= Study material =
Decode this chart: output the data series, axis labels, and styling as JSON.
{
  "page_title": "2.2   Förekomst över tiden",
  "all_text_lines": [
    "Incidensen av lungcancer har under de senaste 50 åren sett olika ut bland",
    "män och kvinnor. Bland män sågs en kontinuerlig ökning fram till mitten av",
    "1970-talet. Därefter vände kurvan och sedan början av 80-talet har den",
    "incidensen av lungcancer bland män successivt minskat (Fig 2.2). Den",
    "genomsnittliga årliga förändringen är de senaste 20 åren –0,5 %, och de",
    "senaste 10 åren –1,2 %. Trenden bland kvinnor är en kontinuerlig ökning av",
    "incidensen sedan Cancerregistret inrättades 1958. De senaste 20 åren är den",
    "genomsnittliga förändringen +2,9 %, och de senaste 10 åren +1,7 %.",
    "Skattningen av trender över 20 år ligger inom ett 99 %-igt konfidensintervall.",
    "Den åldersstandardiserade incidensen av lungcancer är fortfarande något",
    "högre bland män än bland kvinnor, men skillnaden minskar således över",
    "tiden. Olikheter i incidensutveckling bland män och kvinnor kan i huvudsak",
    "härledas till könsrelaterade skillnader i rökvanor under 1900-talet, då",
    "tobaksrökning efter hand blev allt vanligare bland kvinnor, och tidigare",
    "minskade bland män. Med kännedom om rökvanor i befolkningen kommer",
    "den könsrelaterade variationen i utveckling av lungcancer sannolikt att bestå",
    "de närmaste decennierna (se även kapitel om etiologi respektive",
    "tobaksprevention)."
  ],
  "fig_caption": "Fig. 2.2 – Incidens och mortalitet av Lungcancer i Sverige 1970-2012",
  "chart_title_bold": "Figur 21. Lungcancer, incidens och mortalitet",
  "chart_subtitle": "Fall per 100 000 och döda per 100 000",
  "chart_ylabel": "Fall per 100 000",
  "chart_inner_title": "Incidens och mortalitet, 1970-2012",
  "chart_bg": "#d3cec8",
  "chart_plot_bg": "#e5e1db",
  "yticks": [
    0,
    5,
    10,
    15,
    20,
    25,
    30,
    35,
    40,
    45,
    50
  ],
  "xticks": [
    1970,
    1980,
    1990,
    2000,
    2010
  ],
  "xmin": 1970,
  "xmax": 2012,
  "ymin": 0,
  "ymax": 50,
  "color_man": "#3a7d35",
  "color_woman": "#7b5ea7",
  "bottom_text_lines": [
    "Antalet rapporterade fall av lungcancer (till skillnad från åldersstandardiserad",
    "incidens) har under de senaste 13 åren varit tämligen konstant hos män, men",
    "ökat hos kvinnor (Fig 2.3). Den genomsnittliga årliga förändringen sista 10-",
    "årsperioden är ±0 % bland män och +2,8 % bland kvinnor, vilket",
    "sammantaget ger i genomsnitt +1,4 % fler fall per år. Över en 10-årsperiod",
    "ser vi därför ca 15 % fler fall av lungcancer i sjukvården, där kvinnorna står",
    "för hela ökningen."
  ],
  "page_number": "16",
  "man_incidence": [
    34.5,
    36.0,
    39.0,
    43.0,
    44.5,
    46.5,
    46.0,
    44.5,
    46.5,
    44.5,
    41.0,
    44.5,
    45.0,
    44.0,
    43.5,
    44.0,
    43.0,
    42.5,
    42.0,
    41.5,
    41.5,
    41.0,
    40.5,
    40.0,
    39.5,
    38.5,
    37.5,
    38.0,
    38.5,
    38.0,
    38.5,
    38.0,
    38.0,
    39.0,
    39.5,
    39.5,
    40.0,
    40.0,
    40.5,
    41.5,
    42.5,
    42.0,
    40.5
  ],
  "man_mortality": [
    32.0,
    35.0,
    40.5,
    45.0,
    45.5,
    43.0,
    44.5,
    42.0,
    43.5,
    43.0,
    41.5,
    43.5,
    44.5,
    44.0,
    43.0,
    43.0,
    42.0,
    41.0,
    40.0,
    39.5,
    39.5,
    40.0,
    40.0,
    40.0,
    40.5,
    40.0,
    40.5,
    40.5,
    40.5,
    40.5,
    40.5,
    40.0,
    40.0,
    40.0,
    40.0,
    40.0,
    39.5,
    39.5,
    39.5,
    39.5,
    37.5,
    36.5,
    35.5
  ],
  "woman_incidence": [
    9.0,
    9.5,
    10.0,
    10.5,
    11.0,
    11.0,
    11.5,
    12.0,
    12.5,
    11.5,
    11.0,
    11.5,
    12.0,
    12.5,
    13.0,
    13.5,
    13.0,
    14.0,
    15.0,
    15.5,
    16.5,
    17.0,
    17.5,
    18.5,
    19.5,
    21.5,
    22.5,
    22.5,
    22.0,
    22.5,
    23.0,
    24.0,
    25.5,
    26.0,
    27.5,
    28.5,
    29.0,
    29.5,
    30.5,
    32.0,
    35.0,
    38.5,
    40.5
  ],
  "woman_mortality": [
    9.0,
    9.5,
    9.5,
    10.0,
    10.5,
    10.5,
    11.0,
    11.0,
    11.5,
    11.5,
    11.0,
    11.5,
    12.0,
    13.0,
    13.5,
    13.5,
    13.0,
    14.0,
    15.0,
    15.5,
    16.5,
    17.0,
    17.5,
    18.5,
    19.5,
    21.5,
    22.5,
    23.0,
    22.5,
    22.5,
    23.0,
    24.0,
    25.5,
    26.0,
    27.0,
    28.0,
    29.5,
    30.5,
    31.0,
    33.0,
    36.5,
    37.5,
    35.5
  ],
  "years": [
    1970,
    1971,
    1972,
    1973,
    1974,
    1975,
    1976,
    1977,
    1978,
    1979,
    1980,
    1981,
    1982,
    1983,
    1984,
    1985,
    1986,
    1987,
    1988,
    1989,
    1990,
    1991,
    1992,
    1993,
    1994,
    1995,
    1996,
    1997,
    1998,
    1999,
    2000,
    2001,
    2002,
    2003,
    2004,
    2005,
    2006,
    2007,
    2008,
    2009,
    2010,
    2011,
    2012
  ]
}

= What needs to be done =
The full set of entries has to be duplicated precisely.

= Response for this exercise =
Decode this chart: output the data series, axis labels, and styling as JSON.
{
  "page_title": "2.2   Förekomst över tiden",
  "all_text_lines": [
    "Incidensen av lungcancer har under de senaste 50 åren sett olika ut bland",
    "män och kvinnor. Bland män sågs en kontinuerlig ökning fram till mitten av",
    "1970-talet. Därefter vände kurvan och sedan början av 80-talet har den",
    "incidensen av lungcancer bland män successivt minskat (Fig 2.2). Den",
    "genomsnittliga årliga förändringen är de senaste 20 åren –0,5 %, och de",
    "senaste 10 åren –1,2 %. Trenden bland kvinnor är en kontinuerlig ökning av",
    "incidensen sedan Cancerregistret inrättades 1958. De senaste 20 åren är den",
    "genomsnittliga förändringen +2,9 %, och de senaste 10 åren +1,7 %.",
    "Skattningen av trender över 20 år ligger inom ett 99 %-igt konfidensintervall.",
    "Den åldersstandardiserade incidensen av lungcancer är fortfarande något",
    "högre bland män än bland kvinnor, men skillnaden minskar således över",
    "tiden. Olikheter i incidensutveckling bland män och kvinnor kan i huvudsak",
    "härledas till könsrelaterade skillnader i rökvanor under 1900-talet, då",
    "tobaksrökning efter hand blev allt vanligare bland kvinnor, och tidigare",
    "minskade bland män. Med kännedom om rökvanor i befolkningen kommer",
    "den könsrelaterade variationen i utveckling av lungcancer sannolikt att bestå",
    "de närmaste decennierna (se även kapitel om etiologi respektive",
    "tobaksprevention)."
  ],
  "fig_caption": "Fig. 2.2 – Incidens och mortalitet av Lungcancer i Sverige 1970-2012",
  "chart_title_bold": "Figur 21. Lungcancer, incidens och mortalitet",
  "chart_subtitle": "Fall per 100 000 och döda per 100 000",
  "chart_ylabel": "Fall per 100 000",
  "chart_inner_title": "Incidens och mortalitet, 1970-2012",
  "chart_bg": "#d3cec8",
  "chart_plot_bg": "#e5e1db",
  "yticks": [
    0,
    5,
    10,
    15,
    20,
    25,
    30,
    35,
    40,
    45,
    50
  ],
  "xticks": [
    1970,
    1980,
    1990,
    2000,
    2010
  ],
  "xmin": 1970,
  "xmax": 2012,
  "ymin": 0,
  "ymax": 50,
  "color_man": "#3a7d35",
  "color_woman": "#7b5ea7",
  "bottom_text_lines": [
    "Antalet rapporterade fall av lungcancer (till skillnad från åldersstandardiserad",
    "incidens) har under de senaste 13 åren varit tämligen konstant hos män, men",
    "ökat hos kvinnor (Fig 2.3). Den genomsnittliga årliga förändringen sista 10-",
    "årsperioden är ±0 % bland män och +2,8 % bland kvinnor, vilket",
    "sammantaget ger i genomsnitt +1,4 % fler fall per år. Över en 10-årsperiod",
    "ser vi därför ca 15 % fler fall av lungcancer i sjukvården, där kvinnorna står",
    "för hela ökningen."
  ],
  "page_number": "16",
  "man_incidence": [
    34.5,
    36.0,
    39.0,
    43.0,
    44.5,
    46.5,
    46.0,
    44.5,
    46.5,
    44.5,
    41.0,
    44.5,
    45.0,
    44.0,
    43.5,
    44.0,
    43.0,
    42.5,
    42.0,
    41.5,
    41.5,
    41.0,
    40.5,
    40.0,
    39.5,
    38.5,
    37.5,
    38.0,
    38.5,
    38.0,
    38.5,
    38.0,
    38.0,
    39.0,
    39.5,
    39.5,
    40.0,
    40.0,
    40.5,
    41.5,
    42.5,
    42.0,
    40.5
  ],
  "man_mortality": [
    32.0,
    35.0,
    40.5,
    45.0,
    45.5,
    43.0,
    44.5,
    42.0,
    43.5,
    43.0,
    41.5,
    43.5,
    44.5,
    44.0,
    43.0,
    43.0,
    42.0,
    41.0,
    40.0,
    39.5,
    39.5,
    40.0,
    40.0,
    40.0,
    40.5,
    40.0,
    40.5,
    40.5,
    40.5,
    40.5,
    40.5,
    40.0,
    40.0,
    40.0,
    40.0,
    40.0,
    39.5,
    39.5,
    39.5,
    39.5,
    37.5,
    36.5,
    35.5
  ],
  "woman_incidence": [
    9.0,
    9.5,
    10.0,
    10.5,
    11.0,
    11.0,
    11.5,
    12.0,
    12.5,
    11.5,
    11.0,
    11.5,
    12.0,
    12.5,
    13.0,
    13.5,
    13.0,
    14.0,
    15.0,
    15.5,
    16.5,
    17.0,
    17.5,
    18.5,
    19.5,
    21.5,
    22.5,
    22.5,
    22.0,
    22.5,
    23.0,
    24.0,
    25.5,
    26.0,
    27.5,
    28.5,
    29.0,
    29.5,
    30.5,
    32.0,
    35.0,
    38.5,
    40.5
  ],
  "woman_mortality": [
    9.0,
    9.5,
    9.5,
    10.0,
    10.5,
    10.5,
    11.0,
    11.0,
    11.5,
    11.5,
    11.0,
    11.5,
    12.0,
    13.0,
    13.5,
    13.5,
    13.0,
    14.0,
    15.0,
    15.5,
    16.5,
    17.0,
    17.5,
    18.5,
    19.5,
    21.5,
    22.5,
    23.0,
    22.5,
    22.5,
    23.0,
    24.0,
    25.5,
    26.0,
    27.0,
    28.0,
    29.5,
    30.5,
    31.0,
    33.0,
    36.5,
    37.5,
    35.5
  ],
  "years": [
    1970,
    1971,
    1972,
    1973,
    1974,
    1975,
    1976,
    1977,
    1978,
    1979,
    1980,
    1981,
    1982,
    1983,
    1984,
    1985,
    1986,
    1987,
    1988,
    1989,
    1990,
    1991,
    1992,
    1993,
    1994,
    1995,
    1996,
    1997,
    1998,
    1999,
    2000,
    2001,
    2002,
    2003,
    2004,
    2005,
    2006,
    2007,
    2008,
    2009,
    2010,
    2011,
    2012
  ]
}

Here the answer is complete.